▶ [DESCRIPTION OF THE TASK]: Below are some records; give them all again exactly, but not the pictures.

Saved data entries
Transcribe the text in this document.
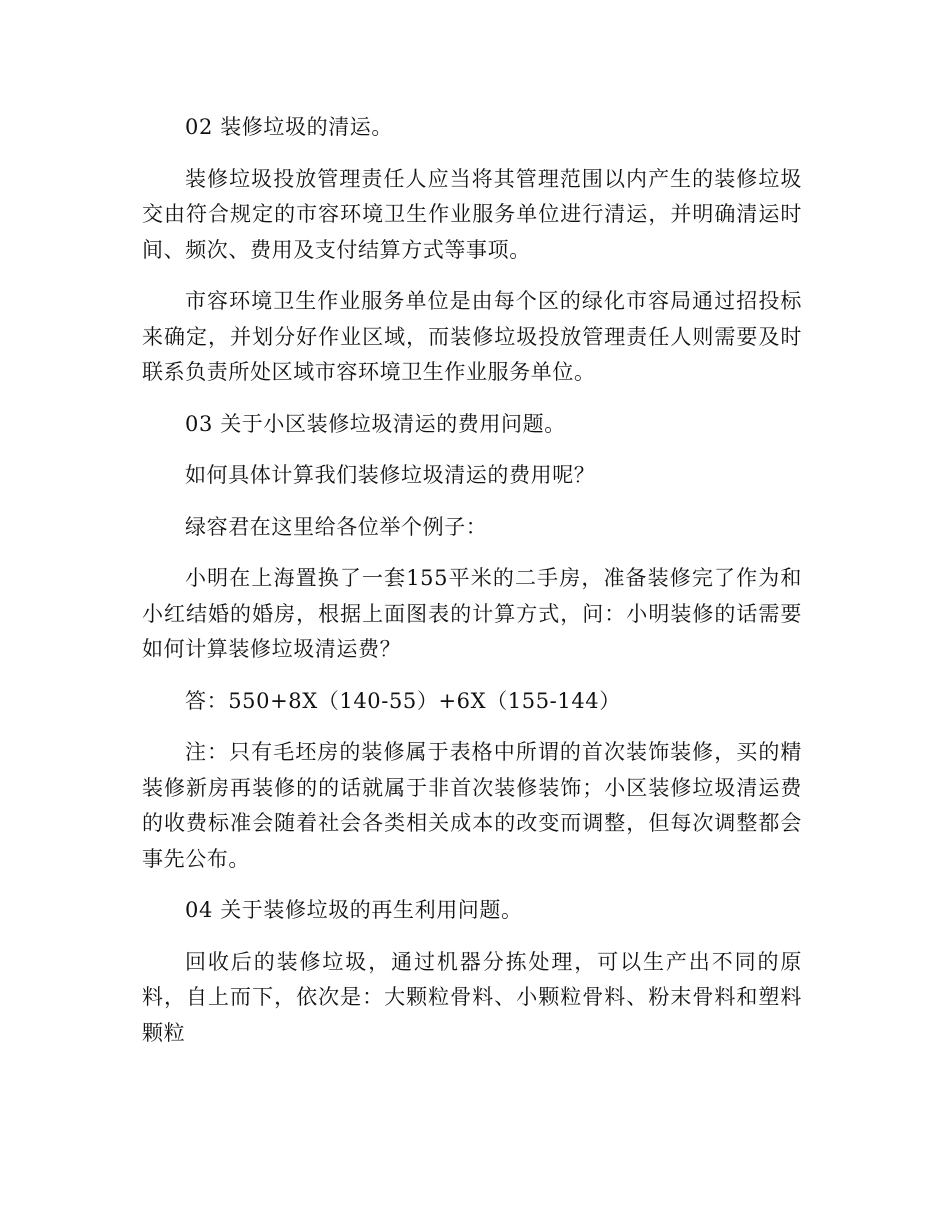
02 装修垃圾的清运。

装修垃圾投放管理责任人应当将其管理范围以内产生的装修垃圾交由符合规定的市容环境卫生作业服务单位进行清运，并明确清运时间、频次、费用及支付结算方式等事项。

市容环境卫生作业服务单位是由每个区的绿化市容局通过招投标来确定，并划分好作业区域，而装修垃圾投放管理责任人则需要及时联系负责所处区域市容环境卫生作业服务单位。

03 关于小区装修垃圾清运的费用问题。

如何具体计算我们装修垃圾清运的费用呢？

绿容君在这里给各位举个例子：

小明在上海置换了一套155平米的二手房，准备装修完了作为和小红结婚的婚房，根据上面图表的计算方式，问：小明装修的话需要如何计算装修垃圾清运费？

答：550+8X（140-55）+6X（155-144）

注：只有毛坯房的装修属于表格中所谓的首次装饰装修，买的精装修新房再装修的的话就属于非首次装修装饰；小区装修垃圾清运费的收费标准会随着社会各类相关成本的改变而调整，但每次调整都会事先公布。

04 关于装修垃圾的再生利用问题。

回收后的装修垃圾，通过机器分拣处理，可以生产出不同的原料，自上而下，依次是：大颗粒骨料、小颗粒骨料、粉末骨料和塑料颗粒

▶ [ANSWER TO THE EXERCISE]:
Transcribe the text in this document.
02 装修垃圾的清运。

装修垃圾投放管理责任人应当将其管理范围以内产生的装修垃圾交由符合规定的市容环境卫生作业服务单位进行清运，并明确清运时间、频次、费用及支付结算方式等事项。

市容环境卫生作业服务单位是由每个区的绿化市容局通过招投标来确定，并划分好作业区域，而装修垃圾投放管理责任人则需要及时联系负责所处区域市容环境卫生作业服务单位。

03 关于小区装修垃圾清运的费用问题。

如何具体计算我们装修垃圾清运的费用呢？

绿容君在这里给各位举个例子：

小明在上海置换了一套155平米的二手房，准备装修完了作为和小红结婚的婚房，根据上面图表的计算方式，问：小明装修的话需要如何计算装修垃圾清运费？

答：550+8X（140-55）+6X（155-144）

注：只有毛坯房的装修属于表格中所谓的首次装饰装修，买的精装修新房再装修的的话就属于非首次装修装饰；小区装修垃圾清运费的收费标准会随着社会各类相关成本的改变而调整，但每次调整都会事先公布。

04 关于装修垃圾的再生利用问题。

回收后的装修垃圾，通过机器分拣处理，可以生产出不同的原料，自上而下，依次是：大颗粒骨料、小颗粒骨料、粉末骨料和塑料颗粒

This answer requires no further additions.